* Written exercise:
Exclude all pictures, then copy each of the records exactly as written.

* Stored entries:
------------------------------------------------

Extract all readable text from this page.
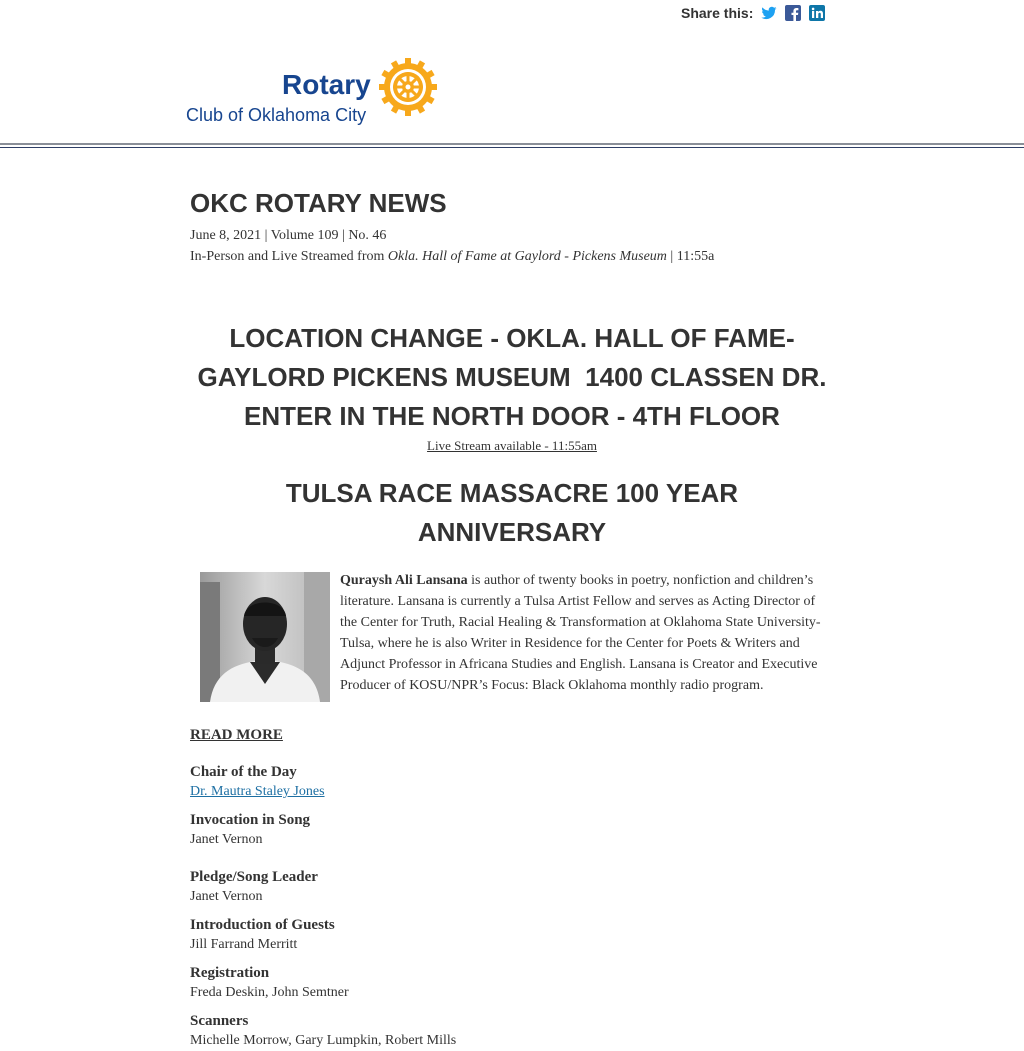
Share this:
Rotary
Club of Oklahoma City
OKC ROTARY NEWS
June 8, 2021 | Volume 109 | No. 46
In-Person and Live Streamed from Okla. Hall of Fame at Gaylord - Pickens Museum | 11:55a
LOCATION CHANGE - OKLA. HALL OF FAME-
GAYLORD PICKENS MUSEUM  1400 CLASSEN DR.
ENTER IN THE NORTH DOOR - 4TH FLOOR
Live Stream available - 11:55am
TULSA RACE MASSACRE 100 YEAR
ANNIVERSARY
Quraysh Ali Lansana is author of twenty books in poetry, nonfiction and children’s literature. Lansana is currently a Tulsa Artist Fellow and serves as Acting Director of the Center for Truth, Racial Healing & Transformation at Oklahoma State University-Tulsa, where he is also Writer in Residence for the Center for Poets & Writers and Adjunct Professor in Africana Studies and English. Lansana is Creator and Executive Producer of KOSU/NPR’s Focus: Black Oklahoma monthly radio program.
READ MORE
Chair of the Day
Dr. Mautra Staley Jones
Invocation in Song
Janet Vernon
Pledge/Song Leader
Janet Vernon
Introduction of Guests
Jill Farrand Merritt
Registration
Freda Deskin, John Semtner
Scanners
Michelle Morrow, Gary Lumpkin, Robert Mills
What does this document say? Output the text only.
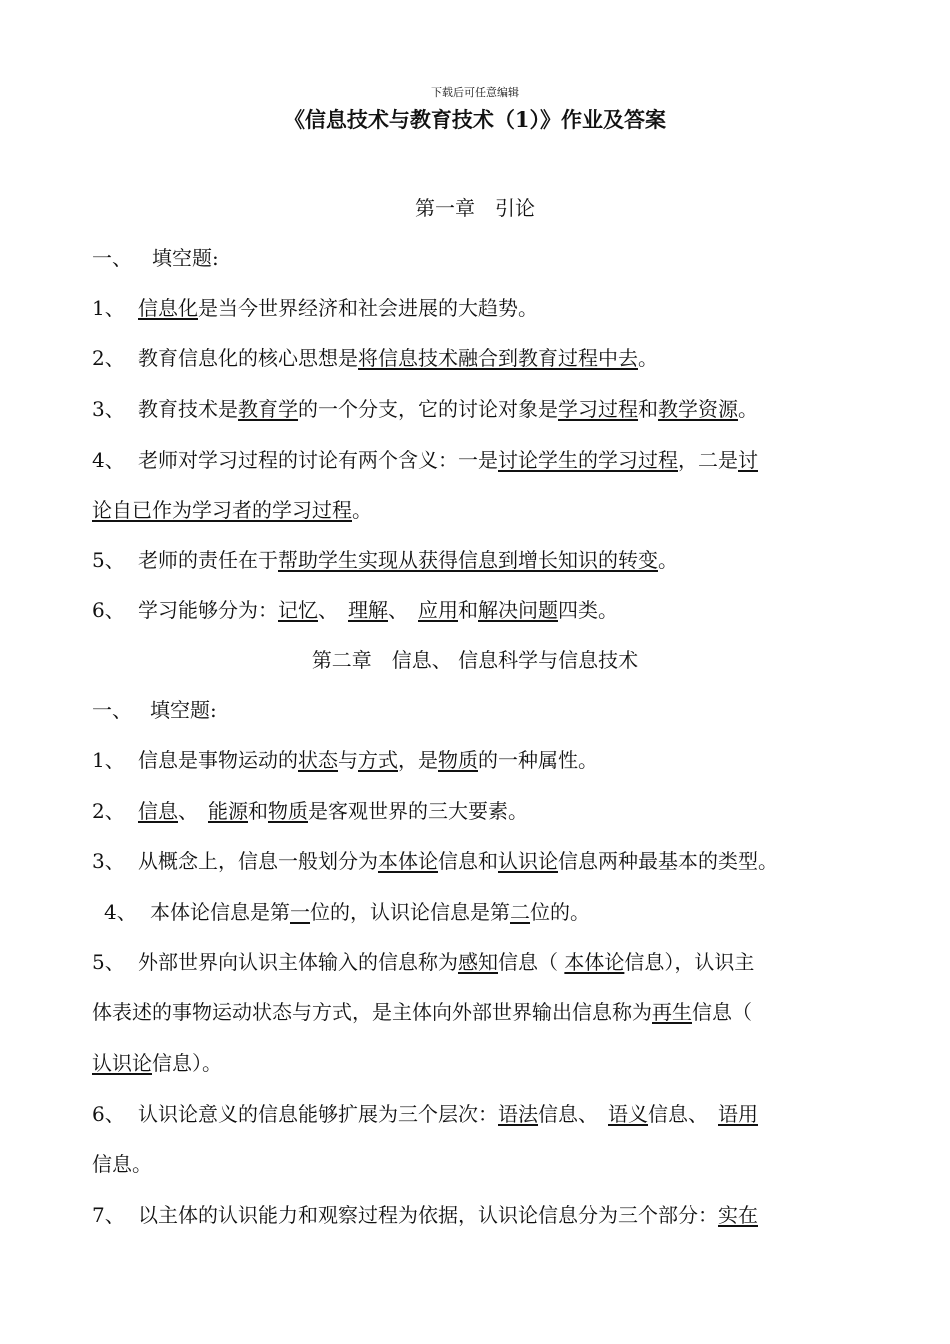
下载后可任意编辑
《信息技术与教育技术（1）》作业及答案
第一章　引论
一、 填空题:
1、 信息化是当今世界经济和社会进展的大趋势。
2、 教育信息化的核心思想是将信息技术融合到教育过程中去。
3、 教育技术是教育学的一个分支，它的讨论对象是学习过程和教学资源。
4、 老师对学习过程的讨论有两个含义：一是讨论学生的学习过程，二是讨
论自已作为学习者的学习过程。
5、 老师的责任在于帮助学生实现从获得信息到增长知识的转变。
6、 学习能够分为：记忆、　理解、　应用和解决问题四类。
第二章　信息、 信息科学与信息技术
一、 填空题:
1、 信息是事物运动的状态与方式，是物质的一种属性。
2、 信息、　能源和物质是客观世界的三大要素。
3、 从概念上，信息一般划分为本体论信息和认识论信息两种最基本的类型。
4、 本体论信息是第一位的，认识论信息是第二位的。
5、 外部世界向认识主体输入的信息称为感知信息（ 本体论信息），认识主
体表述的事物运动状态与方式，是主体向外部世界输出信息称为再生信息（
认识论信息）。
6、 认识论意义的信息能够扩展为三个层次：语法信息、　语义信息、　语用
信息。
7、 以主体的认识能力和观察过程为依据，认识论信息分为三个部分：实在
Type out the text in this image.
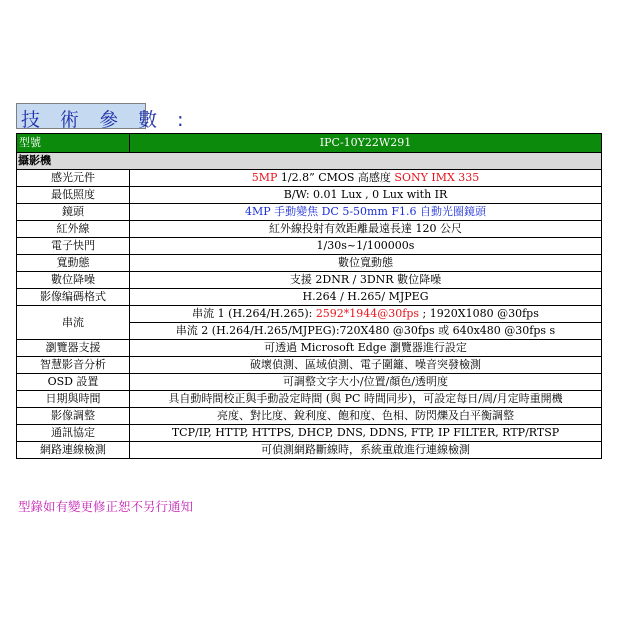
技 術 參 數 :
型號	IPC-10Y22W291
攝影機	
感光元件	5MP 1/2.8” CMOS 高感度 SONY IMX 335
最低照度	B/W: 0.01 Lux , 0 Lux with IR
鏡頭	4MP 手動變焦 DC 5-50mm F1.6 自動光圈鏡頭
紅外線	紅外線投射有效距離最遠長達 120 公尺
電子快門	1/30s~1/100000s
寬動態	數位寬動態
數位降噪	支援 2DNR / 3DNR 數位降噪
影像编碼格式	H.264 / H.265/ MJPEG
串流	串流 1 (H.264/H.265): 2592*1944@30fps ; 1920X1080 @30fps
	串流 2 (H.264/H.265/MJPEG):720X480 @30fps 或 640x480 @30fps s
瀏覽器支援	可透過 Microsoft Edge 瀏覽器進行設定
智慧影音分析	破壞偵測、區域偵測、電子圍籬、噪音突發檢測
OSD 設置	可調整文字大小/位置/顏色/透明度
日期與時間	具自動時間校正與手動設定時間 (與 PC 時間同步)，可設定每日/周/月定時重開機
影像調整	亮度、對比度、銳利度、飽和度、色相、防閃爍及白平衡調整
通訊協定	TCP/IP, HTTP, HTTPS, DHCP, DNS, DDNS, FTP, IP FILTER, RTP/RTSP
網路連線檢測	可偵測網路斷線時，系統重啟進行連線檢測
型錄如有變更修正恕不另行通知
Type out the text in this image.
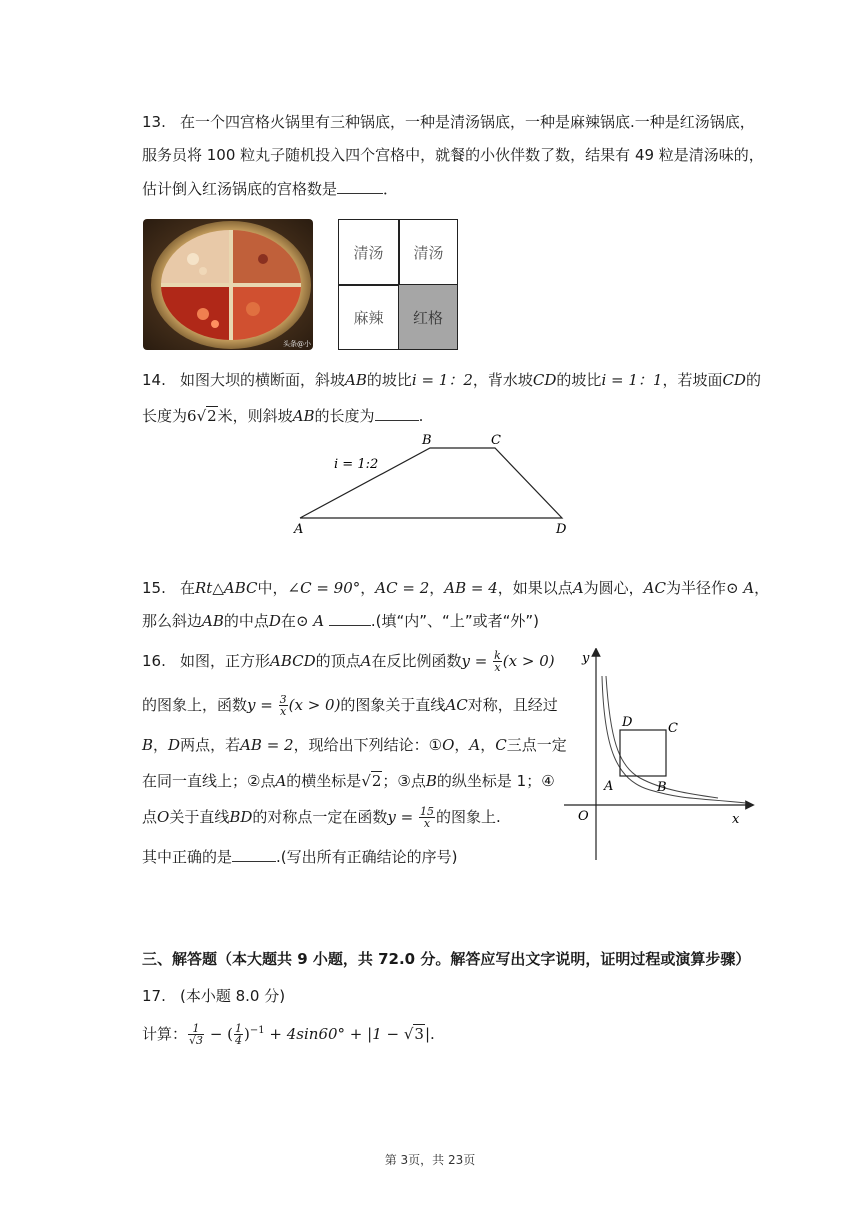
13. 在一个四宫格火锅里有三种锅底，一种是清汤锅底，一种是麻辣锅底.一种是红汤锅底，
服务员将 100 粒丸子随机投入四个宫格中，就餐的小伙伴数了数，结果有 49 粒是清汤味的，
估计倒入红汤锅底的宫格数是	．
头条@小
清汤	清汤
麻辣	红格
14. 如图大坝的横断面，斜坡AB的坡比i = 1：2，背水坡CD的坡比i = 1：1，若坡面CD的
长度为6√2米，则斜坡AB的长度为	.
B	C
A	D
i = 1:2
15. 在Rt△ABC中，∠C = 90°，AC = 2，AB = 4，如果以点A为圆心，AC为半径作⊙ A，
那么斜边AB的中点D在⊙ A	.(填“内”、“上”或者“外”)
16. 如图，正方形ABCD的顶点A在反比例函数$y = \frac{k}{x} (x > 0)$
的图象上，函数$y = \frac{3}{x} (x > 0)$的图象关于直线AC对称，且经过
B，D两点，若AB = 2，现给出下列结论：①O，A，C三点一定
在同一直线上；②点A的横坐标是√2；③点B的纵坐标是 1；④
点O关于直线BD的对称点一定在函数$y = \frac{15}{x}$ 的图象上.
其中正确的是	.(写出所有正确结论的序号)
y
x
O
D	C
A	B
三、解答题（本大题共 9 小题，共 72.0 分。解答应写出文字说明，证明过程或演算步骤）
17. (本小题 8.0 分)
计算： $\frac{1}{√3}$ − ( $\frac{1}{4} )^{-1} + 4\sin 60^\circ + |1 - √3|$.
第 3页，共 23页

------------------------------------------------

* Reply to the exercise:
Extract all readable text from this page.
Share this:
Rotary
Club of Oklahoma City
OKC ROTARY NEWS
June 8, 2021 | Volume 109 | No. 46
In-Person and Live Streamed from Okla. Hall of Fame at Gaylord - Pickens Museum | 11:55a
LOCATION CHANGE - OKLA. HALL OF FAME-
GAYLORD PICKENS MUSEUM  1400 CLASSEN DR.
ENTER IN THE NORTH DOOR - 4TH FLOOR
Live Stream available - 11:55am
TULSA RACE MASSACRE 100 YEAR
ANNIVERSARY
Quraysh Ali Lansana is author of twenty books in poetry, nonfiction and children’s literature. Lansana is currently a Tulsa Artist Fellow and serves as Acting Director of the Center for Truth, Racial Healing & Transformation at Oklahoma State University-Tulsa, where he is also Writer in Residence for the Center for Poets & Writers and Adjunct Professor in Africana Studies and English. Lansana is Creator and Executive Producer of KOSU/NPR’s Focus: Black Oklahoma monthly radio program.
READ MORE
Chair of the Day
Dr. Mautra Staley Jones
Invocation in Song
Janet Vernon
Pledge/Song Leader
Janet Vernon
Introduction of Guests
Jill Farrand Merritt
Registration
Freda Deskin, John Semtner
Scanners
Michelle Morrow, Gary Lumpkin, Robert Mills
What does this document say? Output the text only.
下载后可任意编辑
《信息技术与教育技术（1）》作业及答案
第一章　引论
一、 填空题:
1、 信息化是当今世界经济和社会进展的大趋势。
2、 教育信息化的核心思想是将信息技术融合到教育过程中去。
3、 教育技术是教育学的一个分支，它的讨论对象是学习过程和教学资源。
4、 老师对学习过程的讨论有两个含义：一是讨论学生的学习过程，二是讨
论自已作为学习者的学习过程。
5、 老师的责任在于帮助学生实现从获得信息到增长知识的转变。
6、 学习能够分为：记忆、　理解、　应用和解决问题四类。
第二章　信息、 信息科学与信息技术
一、 填空题:
1、 信息是事物运动的状态与方式，是物质的一种属性。
2、 信息、　能源和物质是客观世界的三大要素。
3、 从概念上，信息一般划分为本体论信息和认识论信息两种最基本的类型。
4、 本体论信息是第一位的，认识论信息是第二位的。
5、 外部世界向认识主体输入的信息称为感知信息（ 本体论信息），认识主
体表述的事物运动状态与方式，是主体向外部世界输出信息称为再生信息（
认识论信息）。
6、 认识论意义的信息能够扩展为三个层次：语法信息、　语义信息、　语用
信息。
7、 以主体的认识能力和观察过程为依据，认识论信息分为三个部分：实在
Type out the text in this image.
技 術 參 數 :
型號	IPC-10Y22W291
攝影機	
感光元件	5MP 1/2.8” CMOS 高感度 SONY IMX 335
最低照度	B/W: 0.01 Lux , 0 Lux with IR
鏡頭	4MP 手動變焦 DC 5-50mm F1.6 自動光圈鏡頭
紅外線	紅外線投射有效距離最遠長達 120 公尺
電子快門	1/30s~1/100000s
寬動態	數位寬動態
數位降噪	支援 2DNR / 3DNR 數位降噪
影像编碼格式	H.264 / H.265/ MJPEG
串流	串流 1 (H.264/H.265): 2592*1944@30fps ; 1920X1080 @30fps
	串流 2 (H.264/H.265/MJPEG):720X480 @30fps 或 640x480 @30fps s
瀏覽器支援	可透過 Microsoft Edge 瀏覽器進行設定
智慧影音分析	破壞偵測、區域偵測、電子圍籬、噪音突發檢測
OSD 設置	可調整文字大小/位置/顏色/透明度
日期與時間	具自動時間校正與手動設定時間 (與 PC 時間同步)，可設定每日/周/月定時重開機
影像調整	亮度、對比度、銳利度、飽和度、色相、防閃爍及白平衡調整
通訊協定	TCP/IP, HTTP, HTTPS, DHCP, DNS, DDNS, FTP, IP FILTER, RTP/RTSP
網路連線檢測	可偵測網路斷線時，系統重啟進行連線檢測
型錄如有變更修正恕不另行通知
Type out the text in this image.
13. 在一个四宫格火锅里有三种锅底，一种是清汤锅底，一种是麻辣锅底.一种是红汤锅底，
服务员将 100 粒丸子随机投入四个宫格中，就餐的小伙伴数了数，结果有 49 粒是清汤味的，
估计倒入红汤锅底的宫格数是	．
头条@小
清汤	清汤
麻辣	红格
14. 如图大坝的横断面，斜坡AB的坡比i = 1：2，背水坡CD的坡比i = 1：1，若坡面CD的
长度为6√2米，则斜坡AB的长度为	.
B	C
A	D
i = 1:2
15. 在Rt△ABC中，∠C = 90°，AC = 2，AB = 4，如果以点A为圆心，AC为半径作⊙ A，
那么斜边AB的中点D在⊙ A	.(填“内”、“上”或者“外”)
16. 如图，正方形ABCD的顶点A在反比例函数$y = \frac{k}{x} (x > 0)$
的图象上，函数$y = \frac{3}{x} (x > 0)$的图象关于直线AC对称，且经过
B，D两点，若AB = 2，现给出下列结论：①O，A，C三点一定
在同一直线上；②点A的横坐标是√2；③点B的纵坐标是 1；④
点O关于直线BD的对称点一定在函数$y = \frac{15}{x}$ 的图象上.
其中正确的是	.(写出所有正确结论的序号)
y
x
O
D	C
A	B
三、解答题（本大题共 9 小题，共 72.0 分。解答应写出文字说明，证明过程或演算步骤）
17. (本小题 8.0 分)
计算： $\frac{1}{√3}$ − ( $\frac{1}{4} )^{-1} + 4\sin 60^\circ + |1 - √3|$.
第 3页，共 23页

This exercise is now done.